- _Goal_:
Search the material for the word "项目内容" and report each line where it turns up.

※ ※ ※

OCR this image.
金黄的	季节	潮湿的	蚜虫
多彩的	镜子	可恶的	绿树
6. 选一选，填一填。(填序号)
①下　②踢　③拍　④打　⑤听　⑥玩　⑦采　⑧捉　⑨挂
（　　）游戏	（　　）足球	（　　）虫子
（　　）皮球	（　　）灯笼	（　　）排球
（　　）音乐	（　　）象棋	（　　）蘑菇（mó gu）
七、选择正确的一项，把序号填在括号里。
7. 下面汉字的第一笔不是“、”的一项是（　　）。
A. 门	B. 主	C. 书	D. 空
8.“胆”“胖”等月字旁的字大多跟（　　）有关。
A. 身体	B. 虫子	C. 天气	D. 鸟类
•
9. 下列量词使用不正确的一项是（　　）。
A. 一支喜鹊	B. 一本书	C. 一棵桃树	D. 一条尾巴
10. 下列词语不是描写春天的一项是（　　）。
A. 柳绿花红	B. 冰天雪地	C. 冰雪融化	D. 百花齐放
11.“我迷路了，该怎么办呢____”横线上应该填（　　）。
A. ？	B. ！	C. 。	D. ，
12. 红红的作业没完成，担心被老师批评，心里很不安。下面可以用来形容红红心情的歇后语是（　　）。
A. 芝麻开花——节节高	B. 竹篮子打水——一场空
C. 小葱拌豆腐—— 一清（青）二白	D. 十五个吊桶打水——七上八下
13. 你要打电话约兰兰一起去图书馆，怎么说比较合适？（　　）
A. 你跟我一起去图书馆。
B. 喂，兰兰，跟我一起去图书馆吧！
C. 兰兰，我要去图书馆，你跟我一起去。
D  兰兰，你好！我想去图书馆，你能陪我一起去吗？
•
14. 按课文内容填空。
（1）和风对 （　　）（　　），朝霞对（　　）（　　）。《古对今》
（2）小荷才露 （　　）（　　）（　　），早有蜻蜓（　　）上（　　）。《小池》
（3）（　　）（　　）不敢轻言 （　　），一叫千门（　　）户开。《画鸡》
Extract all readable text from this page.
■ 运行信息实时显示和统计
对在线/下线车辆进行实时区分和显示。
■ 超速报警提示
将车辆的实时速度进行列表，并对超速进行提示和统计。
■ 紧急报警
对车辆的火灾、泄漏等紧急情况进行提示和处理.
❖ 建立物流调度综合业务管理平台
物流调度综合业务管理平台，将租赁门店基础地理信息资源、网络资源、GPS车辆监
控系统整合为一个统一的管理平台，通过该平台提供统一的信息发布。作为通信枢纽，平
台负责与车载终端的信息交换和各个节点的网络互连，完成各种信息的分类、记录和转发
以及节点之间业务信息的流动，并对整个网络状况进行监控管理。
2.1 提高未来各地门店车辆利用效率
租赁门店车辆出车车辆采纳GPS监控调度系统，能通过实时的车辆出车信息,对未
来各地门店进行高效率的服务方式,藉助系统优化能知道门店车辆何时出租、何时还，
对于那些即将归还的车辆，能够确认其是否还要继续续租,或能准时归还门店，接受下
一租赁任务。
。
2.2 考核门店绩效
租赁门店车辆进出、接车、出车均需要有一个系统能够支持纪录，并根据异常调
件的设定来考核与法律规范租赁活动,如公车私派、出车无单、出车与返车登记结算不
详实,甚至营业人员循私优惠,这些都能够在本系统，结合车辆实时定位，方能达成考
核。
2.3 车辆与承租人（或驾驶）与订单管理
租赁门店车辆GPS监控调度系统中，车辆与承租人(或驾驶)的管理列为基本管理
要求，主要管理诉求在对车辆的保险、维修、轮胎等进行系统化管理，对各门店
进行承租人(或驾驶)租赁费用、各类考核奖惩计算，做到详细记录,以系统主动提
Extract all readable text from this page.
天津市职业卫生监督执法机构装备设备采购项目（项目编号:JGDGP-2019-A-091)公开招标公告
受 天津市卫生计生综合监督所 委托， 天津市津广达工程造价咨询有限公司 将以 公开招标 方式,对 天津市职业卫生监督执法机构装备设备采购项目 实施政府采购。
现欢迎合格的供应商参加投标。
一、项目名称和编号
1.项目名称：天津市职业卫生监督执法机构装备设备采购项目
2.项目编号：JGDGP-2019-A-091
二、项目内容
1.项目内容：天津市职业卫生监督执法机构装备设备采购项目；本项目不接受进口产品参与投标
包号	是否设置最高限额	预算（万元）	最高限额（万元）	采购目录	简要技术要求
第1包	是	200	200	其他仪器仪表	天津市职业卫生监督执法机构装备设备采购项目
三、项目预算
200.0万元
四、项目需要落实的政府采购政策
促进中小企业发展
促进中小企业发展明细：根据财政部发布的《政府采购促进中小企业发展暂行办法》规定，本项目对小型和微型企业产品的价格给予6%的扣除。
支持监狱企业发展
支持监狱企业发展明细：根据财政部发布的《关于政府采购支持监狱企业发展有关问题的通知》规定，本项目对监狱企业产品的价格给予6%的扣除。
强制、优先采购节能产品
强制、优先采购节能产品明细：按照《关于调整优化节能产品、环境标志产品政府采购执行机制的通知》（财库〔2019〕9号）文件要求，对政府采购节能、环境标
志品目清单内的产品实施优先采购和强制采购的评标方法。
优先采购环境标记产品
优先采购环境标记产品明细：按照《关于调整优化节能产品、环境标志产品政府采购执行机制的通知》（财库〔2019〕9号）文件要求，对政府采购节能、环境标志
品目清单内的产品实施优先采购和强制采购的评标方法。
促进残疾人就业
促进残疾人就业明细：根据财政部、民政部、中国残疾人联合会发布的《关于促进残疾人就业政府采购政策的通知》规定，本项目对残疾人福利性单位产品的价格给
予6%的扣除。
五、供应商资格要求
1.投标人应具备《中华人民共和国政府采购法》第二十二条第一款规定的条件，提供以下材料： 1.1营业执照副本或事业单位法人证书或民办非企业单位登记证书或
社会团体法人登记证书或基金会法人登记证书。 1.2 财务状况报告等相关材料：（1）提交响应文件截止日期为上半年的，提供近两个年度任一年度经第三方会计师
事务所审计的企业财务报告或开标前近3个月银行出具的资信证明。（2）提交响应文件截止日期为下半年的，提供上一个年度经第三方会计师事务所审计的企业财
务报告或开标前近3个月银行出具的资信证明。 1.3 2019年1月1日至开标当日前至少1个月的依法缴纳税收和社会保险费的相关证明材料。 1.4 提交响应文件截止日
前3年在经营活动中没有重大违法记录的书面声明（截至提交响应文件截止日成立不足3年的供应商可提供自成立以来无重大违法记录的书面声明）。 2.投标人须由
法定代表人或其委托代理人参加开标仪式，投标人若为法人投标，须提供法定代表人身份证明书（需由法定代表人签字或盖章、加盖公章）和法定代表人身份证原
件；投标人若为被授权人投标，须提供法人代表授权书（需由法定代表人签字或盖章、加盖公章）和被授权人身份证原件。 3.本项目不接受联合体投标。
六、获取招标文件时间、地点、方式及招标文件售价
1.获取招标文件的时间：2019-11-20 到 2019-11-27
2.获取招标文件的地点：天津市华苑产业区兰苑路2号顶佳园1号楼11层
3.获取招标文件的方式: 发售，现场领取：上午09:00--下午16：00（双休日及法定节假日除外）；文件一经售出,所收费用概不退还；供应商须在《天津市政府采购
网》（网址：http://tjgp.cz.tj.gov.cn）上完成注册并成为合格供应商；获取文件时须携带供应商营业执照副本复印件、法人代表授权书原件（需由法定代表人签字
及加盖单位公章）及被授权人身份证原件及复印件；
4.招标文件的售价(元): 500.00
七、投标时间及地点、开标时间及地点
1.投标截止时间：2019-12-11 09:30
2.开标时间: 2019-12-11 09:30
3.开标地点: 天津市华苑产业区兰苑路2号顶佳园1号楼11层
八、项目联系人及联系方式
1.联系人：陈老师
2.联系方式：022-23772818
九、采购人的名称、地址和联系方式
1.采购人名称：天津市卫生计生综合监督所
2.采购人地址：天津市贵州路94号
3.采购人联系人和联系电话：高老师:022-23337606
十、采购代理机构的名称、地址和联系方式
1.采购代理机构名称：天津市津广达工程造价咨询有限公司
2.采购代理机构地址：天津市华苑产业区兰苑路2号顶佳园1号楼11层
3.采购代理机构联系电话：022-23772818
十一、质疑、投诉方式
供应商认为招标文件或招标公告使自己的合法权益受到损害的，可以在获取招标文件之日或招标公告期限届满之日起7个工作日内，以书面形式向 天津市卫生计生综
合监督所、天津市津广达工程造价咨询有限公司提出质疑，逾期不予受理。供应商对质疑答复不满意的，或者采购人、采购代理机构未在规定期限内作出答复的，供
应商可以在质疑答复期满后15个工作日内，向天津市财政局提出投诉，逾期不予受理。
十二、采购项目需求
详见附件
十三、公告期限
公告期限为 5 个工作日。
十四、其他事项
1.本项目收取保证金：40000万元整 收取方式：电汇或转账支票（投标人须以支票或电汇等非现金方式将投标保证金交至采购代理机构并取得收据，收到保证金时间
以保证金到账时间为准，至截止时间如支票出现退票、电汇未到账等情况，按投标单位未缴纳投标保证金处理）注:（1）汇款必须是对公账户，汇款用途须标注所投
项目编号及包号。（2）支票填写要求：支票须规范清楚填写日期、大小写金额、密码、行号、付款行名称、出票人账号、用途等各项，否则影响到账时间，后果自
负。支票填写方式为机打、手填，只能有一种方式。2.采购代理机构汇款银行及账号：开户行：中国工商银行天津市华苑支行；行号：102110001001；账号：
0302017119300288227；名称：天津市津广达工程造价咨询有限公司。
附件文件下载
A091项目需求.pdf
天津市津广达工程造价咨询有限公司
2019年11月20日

※ ※ ※

- _Correct output_:
二、项目内容
1.项目内容：天津市职业卫生监督执法机构装备设备采购项目；本项目不接受进口产品参与投标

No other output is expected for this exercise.